** BEGIN MATERIAL SHOWN **

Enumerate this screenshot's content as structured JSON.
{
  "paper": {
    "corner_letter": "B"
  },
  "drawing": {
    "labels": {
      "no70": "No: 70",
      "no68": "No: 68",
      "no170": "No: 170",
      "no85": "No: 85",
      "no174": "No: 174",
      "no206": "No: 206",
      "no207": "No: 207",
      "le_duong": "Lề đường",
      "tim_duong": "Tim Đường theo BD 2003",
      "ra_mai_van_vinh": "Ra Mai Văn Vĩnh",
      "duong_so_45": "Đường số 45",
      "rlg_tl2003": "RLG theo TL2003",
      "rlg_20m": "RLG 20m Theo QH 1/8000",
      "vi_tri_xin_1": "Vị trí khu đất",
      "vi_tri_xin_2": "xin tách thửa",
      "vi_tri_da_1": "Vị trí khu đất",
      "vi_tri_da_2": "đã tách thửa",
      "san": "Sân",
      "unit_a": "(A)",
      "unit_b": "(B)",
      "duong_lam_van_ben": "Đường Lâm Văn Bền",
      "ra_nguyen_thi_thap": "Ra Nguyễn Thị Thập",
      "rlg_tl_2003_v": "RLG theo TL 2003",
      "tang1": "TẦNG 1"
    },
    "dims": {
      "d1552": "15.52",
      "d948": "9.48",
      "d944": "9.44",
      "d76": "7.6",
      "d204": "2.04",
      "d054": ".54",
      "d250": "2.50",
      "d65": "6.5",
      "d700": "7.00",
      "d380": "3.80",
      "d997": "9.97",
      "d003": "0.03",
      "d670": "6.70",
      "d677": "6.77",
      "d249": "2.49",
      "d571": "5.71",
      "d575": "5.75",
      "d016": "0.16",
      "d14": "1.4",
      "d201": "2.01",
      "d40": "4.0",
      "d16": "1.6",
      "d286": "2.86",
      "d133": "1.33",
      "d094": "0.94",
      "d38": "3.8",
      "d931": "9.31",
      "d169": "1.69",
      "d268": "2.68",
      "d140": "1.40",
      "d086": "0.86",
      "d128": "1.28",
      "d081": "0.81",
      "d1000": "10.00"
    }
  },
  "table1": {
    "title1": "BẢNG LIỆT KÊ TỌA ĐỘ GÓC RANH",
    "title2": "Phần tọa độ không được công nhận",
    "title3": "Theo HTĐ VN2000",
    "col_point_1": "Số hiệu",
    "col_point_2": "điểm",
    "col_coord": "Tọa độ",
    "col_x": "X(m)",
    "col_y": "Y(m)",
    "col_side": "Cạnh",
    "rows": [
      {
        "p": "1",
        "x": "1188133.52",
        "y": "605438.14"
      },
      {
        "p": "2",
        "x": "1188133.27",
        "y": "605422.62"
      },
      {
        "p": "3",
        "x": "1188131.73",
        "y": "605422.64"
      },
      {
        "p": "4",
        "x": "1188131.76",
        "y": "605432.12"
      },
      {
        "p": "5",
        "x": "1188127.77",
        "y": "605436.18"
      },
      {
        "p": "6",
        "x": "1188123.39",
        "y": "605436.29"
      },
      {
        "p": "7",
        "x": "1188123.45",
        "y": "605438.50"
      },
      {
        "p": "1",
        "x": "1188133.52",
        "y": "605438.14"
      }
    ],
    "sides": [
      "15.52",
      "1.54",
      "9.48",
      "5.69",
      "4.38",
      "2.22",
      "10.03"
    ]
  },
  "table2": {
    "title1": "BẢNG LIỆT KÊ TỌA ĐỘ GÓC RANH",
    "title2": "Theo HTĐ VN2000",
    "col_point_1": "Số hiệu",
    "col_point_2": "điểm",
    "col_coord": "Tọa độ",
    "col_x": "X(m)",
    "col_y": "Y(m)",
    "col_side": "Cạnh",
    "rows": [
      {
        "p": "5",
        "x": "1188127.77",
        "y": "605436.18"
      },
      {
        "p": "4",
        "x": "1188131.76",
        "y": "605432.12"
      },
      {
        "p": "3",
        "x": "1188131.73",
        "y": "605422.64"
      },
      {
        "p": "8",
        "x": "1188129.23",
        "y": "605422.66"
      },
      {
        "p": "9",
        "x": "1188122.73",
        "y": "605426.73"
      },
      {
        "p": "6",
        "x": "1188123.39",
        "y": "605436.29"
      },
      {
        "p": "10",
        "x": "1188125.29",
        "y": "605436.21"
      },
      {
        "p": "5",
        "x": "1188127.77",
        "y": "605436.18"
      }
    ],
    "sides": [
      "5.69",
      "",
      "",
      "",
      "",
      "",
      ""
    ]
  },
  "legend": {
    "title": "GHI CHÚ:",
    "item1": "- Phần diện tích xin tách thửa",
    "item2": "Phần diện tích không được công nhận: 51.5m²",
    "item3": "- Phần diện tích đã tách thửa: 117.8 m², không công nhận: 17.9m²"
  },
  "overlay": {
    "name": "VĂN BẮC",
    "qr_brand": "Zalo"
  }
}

** END MATERIAL SHOWN **

• **WHAT TO DO**
Within the data above, pick out all lines holding the word "thửa".

• **EXERCISE OUTPUT**
      "vi_tri_xin_2": "xin tách thửa",
      "vi_tri_da_2": "đã tách thửa",
    "item1": "- Phần diện tích xin tách thửa",
    "item3": "- Phần diện tích đã tách thửa: 117.8 m², không công nhận: 17.9m²"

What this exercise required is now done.